*Information provided:*
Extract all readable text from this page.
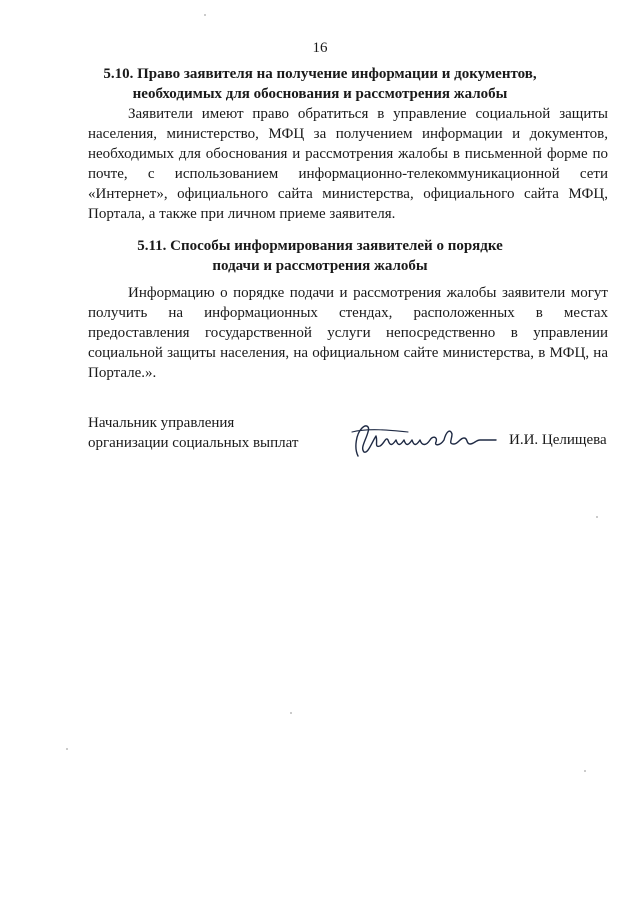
16
5.10. Право заявителя на получение информации и документов,
необходимых для обоснования и рассмотрения жалобы

Заявители имеют право обратиться в управление социальной защиты населения, министерство, МФЦ за получением информации и документов, необходимых для обоснования и рассмотрения жалобы в письменной форме по почте, с использованием информационно-телекоммуникационной сети «Интернет», официального сайта министерства, официального сайта МФЦ, Портала, а также при личном приеме заявителя.

5.11. Способы информирования заявителей о порядке
подачи и рассмотрения жалобы

Информацию о порядке подачи и рассмотрения жалобы заявители могут получить на информационных стендах, расположенных в местах предоставления государственной услуги непосредственно в управлении социальной защиты населения, на официальном сайте министерства, в МФЦ, на Портале.».

Начальник управления
организации социальных выплат	И.И. Целищева
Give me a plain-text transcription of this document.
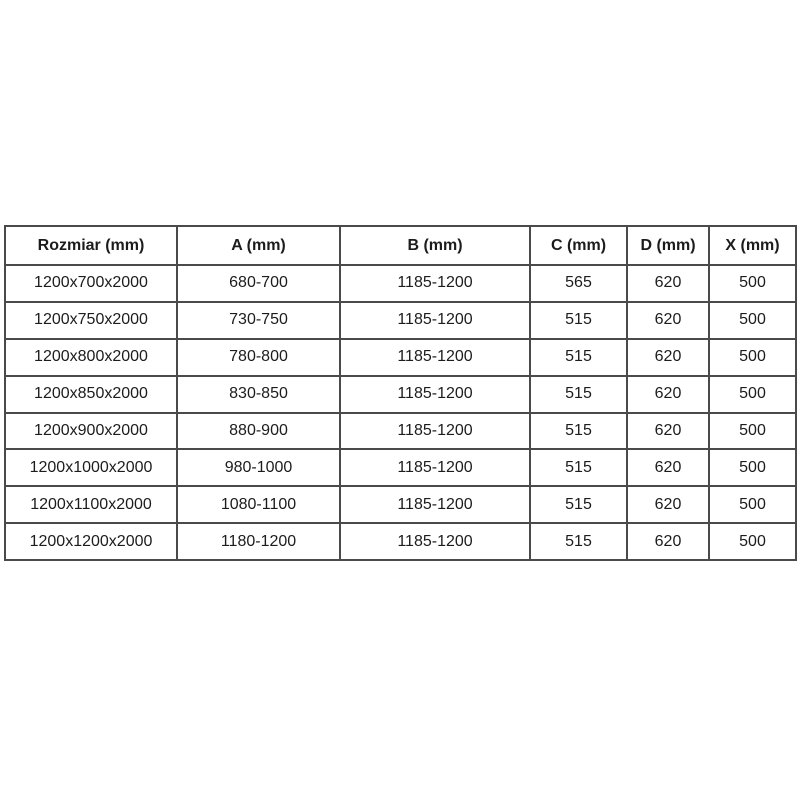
Rozmiar (mm)	A (mm)	B (mm)	C (mm)	D (mm)	X (mm)
1200x700x2000	680-700	1185-1200	565	620	500
1200x750x2000	730-750	1185-1200	515	620	500
1200x800x2000	780-800	1185-1200	515	620	500
1200x850x2000	830-850	1185-1200	515	620	500
1200x900x2000	880-900	1185-1200	515	620	500
1200x1000x2000	980-1000	1185-1200	515	620	500
1200x1100x2000	1080-1100	1185-1200	515	620	500
1200x1200x2000	1180-1200	1185-1200	515	620	500
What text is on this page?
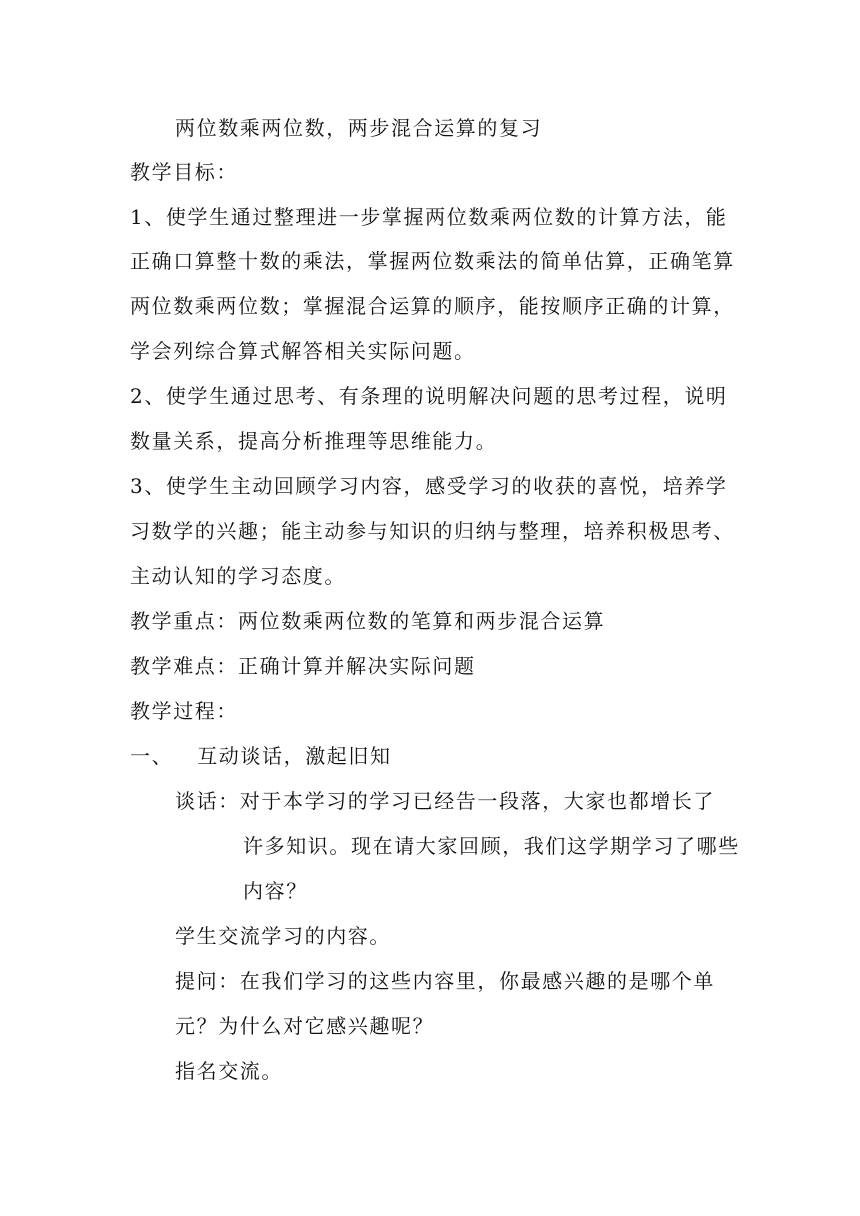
两位数乘两位数，两步混合运算的复习
教学目标：
1、使学生通过整理进一步掌握两位数乘两位数的计算方法，能
正确口算整十数的乘法，掌握两位数乘法的简单估算，正确笔算
两位数乘两位数；掌握混合运算的顺序，能按顺序正确的计算，
学会列综合算式解答相关实际问题。
2、使学生通过思考、有条理的说明解决问题的思考过程，说明
数量关系，提高分析推理等思维能力。
3、使学生主动回顾学习内容，感受学习的收获的喜悦，培养学
习数学的兴趣；能主动参与知识的归纳与整理，培养积极思考、
主动认知的学习态度。
教学重点：两位数乘两位数的笔算和两步混合运算
教学难点：正确计算并解决实际问题
教学过程：
一、 互动谈话，激起旧知
谈话：对于本学习的学习已经告一段落，大家也都增长了
许多知识。现在请大家回顾，我们这学期学习了哪些
内容？
学生交流学习的内容。
提问：在我们学习的这些内容里，你最感兴趣的是哪个单
元？为什么对它感兴趣呢？
指名交流。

*To do:*
Search the entries for the word "page" and copy every line that has it.

*Worked solution:*
Extract all readable text from this page.
What text is on this page?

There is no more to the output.